:: Instructions to follow ::
Filter the records below and copy every line containing the word "this".

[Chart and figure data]
[BEGIN]
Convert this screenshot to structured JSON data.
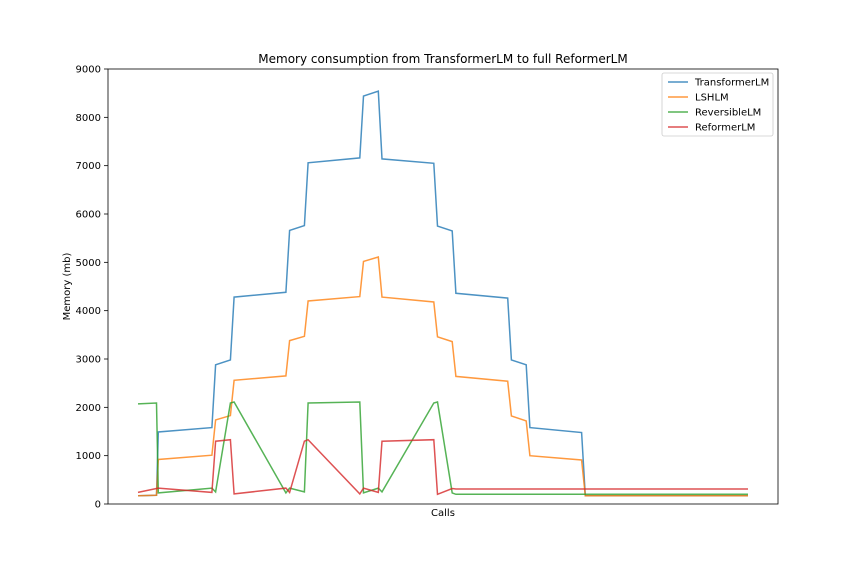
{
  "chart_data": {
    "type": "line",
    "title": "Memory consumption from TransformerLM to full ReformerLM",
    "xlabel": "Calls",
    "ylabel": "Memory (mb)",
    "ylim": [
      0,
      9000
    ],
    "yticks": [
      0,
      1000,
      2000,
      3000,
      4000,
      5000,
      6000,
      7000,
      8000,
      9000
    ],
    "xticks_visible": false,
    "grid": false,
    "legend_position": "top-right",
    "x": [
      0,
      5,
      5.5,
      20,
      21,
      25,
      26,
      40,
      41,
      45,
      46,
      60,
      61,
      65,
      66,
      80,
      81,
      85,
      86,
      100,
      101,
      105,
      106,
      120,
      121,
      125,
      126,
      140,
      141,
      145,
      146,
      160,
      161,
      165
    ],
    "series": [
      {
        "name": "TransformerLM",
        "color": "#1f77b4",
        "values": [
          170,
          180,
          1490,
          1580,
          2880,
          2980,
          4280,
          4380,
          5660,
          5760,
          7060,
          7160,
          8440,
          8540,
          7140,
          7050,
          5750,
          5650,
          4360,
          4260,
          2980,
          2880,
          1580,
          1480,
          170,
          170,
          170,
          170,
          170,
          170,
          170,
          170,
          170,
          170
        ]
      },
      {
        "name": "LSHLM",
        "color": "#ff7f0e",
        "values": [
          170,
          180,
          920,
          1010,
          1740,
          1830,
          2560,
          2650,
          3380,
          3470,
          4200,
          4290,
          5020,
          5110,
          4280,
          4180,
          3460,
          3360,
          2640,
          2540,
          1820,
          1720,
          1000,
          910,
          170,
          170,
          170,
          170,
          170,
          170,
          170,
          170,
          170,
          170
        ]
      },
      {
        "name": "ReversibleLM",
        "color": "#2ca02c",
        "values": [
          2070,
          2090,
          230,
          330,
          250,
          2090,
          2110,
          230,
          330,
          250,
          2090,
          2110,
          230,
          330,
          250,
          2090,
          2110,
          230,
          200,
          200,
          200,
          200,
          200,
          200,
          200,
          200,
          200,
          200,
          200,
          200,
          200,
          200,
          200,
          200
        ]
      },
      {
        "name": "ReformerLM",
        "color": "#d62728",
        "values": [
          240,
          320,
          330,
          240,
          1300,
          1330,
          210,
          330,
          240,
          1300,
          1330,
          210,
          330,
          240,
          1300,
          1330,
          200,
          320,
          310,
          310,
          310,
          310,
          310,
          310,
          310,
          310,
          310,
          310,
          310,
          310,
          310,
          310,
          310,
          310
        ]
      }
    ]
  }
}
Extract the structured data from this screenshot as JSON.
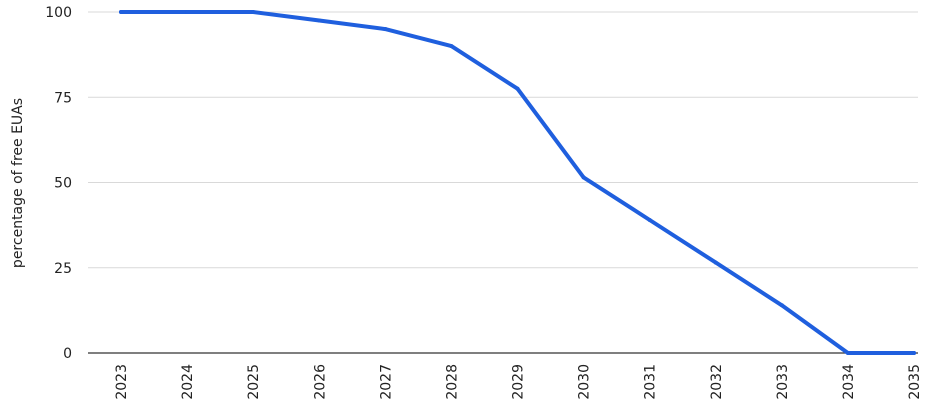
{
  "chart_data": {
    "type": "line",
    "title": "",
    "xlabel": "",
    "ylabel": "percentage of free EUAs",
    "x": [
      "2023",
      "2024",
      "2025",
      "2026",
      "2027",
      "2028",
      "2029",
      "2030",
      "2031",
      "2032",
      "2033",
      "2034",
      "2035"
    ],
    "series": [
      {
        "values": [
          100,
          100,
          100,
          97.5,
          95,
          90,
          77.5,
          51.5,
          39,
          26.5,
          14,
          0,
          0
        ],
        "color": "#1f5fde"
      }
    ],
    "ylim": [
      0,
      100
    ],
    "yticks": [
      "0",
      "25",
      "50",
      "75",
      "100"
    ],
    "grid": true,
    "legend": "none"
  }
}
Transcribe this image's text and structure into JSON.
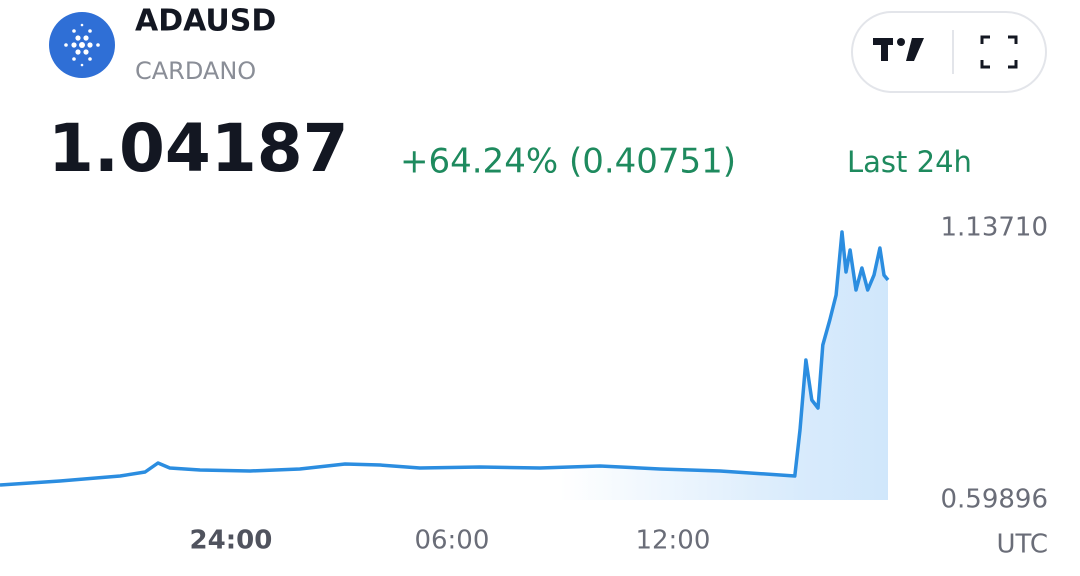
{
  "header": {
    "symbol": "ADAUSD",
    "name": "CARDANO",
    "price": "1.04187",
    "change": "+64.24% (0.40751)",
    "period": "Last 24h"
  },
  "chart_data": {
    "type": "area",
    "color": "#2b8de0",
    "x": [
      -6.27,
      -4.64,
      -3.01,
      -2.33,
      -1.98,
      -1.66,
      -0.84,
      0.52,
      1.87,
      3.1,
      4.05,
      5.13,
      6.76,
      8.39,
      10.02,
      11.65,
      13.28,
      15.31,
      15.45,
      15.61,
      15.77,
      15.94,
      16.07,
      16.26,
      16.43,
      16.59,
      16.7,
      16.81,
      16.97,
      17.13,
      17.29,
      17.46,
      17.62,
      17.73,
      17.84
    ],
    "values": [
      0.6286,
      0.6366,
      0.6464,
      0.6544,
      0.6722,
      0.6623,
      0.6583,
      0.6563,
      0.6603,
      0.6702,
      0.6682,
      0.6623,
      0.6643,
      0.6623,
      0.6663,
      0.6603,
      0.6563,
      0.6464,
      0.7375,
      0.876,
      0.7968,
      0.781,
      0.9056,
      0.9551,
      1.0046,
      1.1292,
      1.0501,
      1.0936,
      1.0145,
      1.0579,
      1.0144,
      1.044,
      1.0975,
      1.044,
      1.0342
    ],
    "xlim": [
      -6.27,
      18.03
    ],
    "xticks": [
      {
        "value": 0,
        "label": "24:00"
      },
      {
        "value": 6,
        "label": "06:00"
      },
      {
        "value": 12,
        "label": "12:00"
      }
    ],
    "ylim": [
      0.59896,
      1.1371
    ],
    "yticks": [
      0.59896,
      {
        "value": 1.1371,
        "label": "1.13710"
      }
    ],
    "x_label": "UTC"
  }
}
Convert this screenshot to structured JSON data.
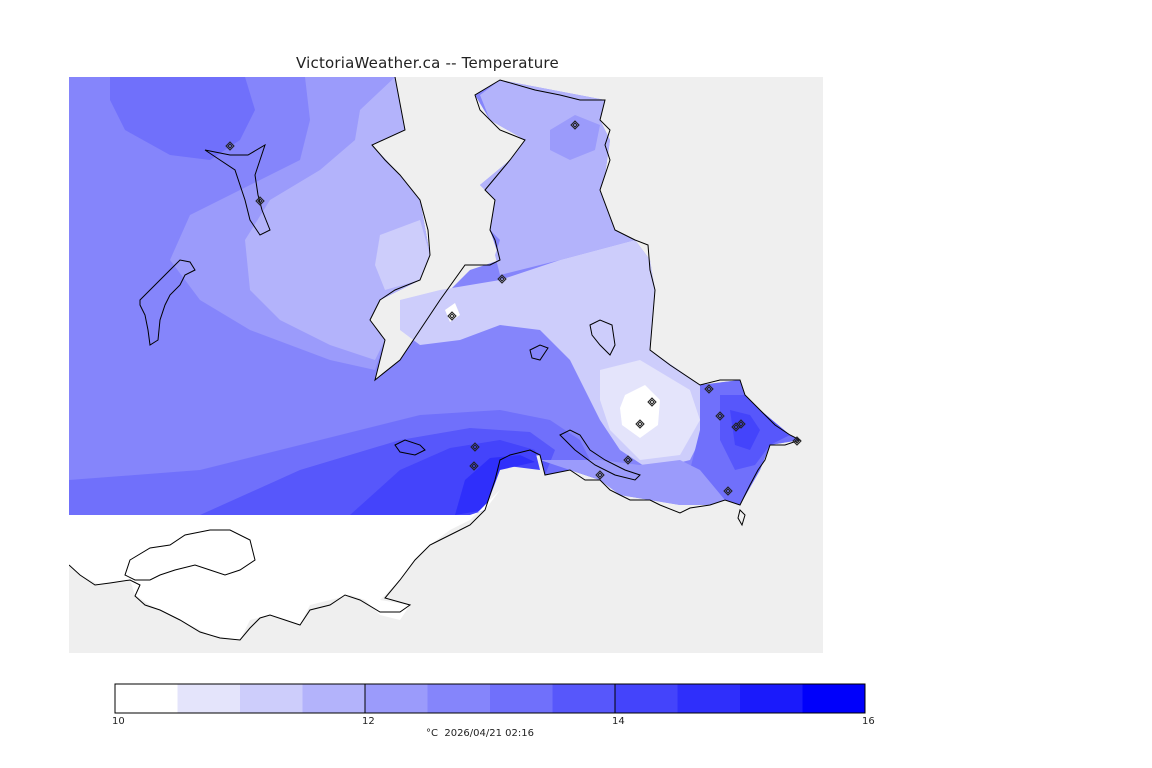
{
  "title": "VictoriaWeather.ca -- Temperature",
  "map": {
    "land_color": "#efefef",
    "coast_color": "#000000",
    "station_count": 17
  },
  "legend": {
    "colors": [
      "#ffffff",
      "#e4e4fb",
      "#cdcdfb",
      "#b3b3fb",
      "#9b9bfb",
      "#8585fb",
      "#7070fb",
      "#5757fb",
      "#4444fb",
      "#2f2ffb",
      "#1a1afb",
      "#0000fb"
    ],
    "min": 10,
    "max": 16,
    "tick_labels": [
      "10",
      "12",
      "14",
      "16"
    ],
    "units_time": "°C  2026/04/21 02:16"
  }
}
[END]
:: Full output ::
Convert this screenshot to structured JSON data.
Extract the structured data from this screenshot as JSON.
Transcribe this image's text and structure into JSON.
Convert this screenshot to structured JSON data.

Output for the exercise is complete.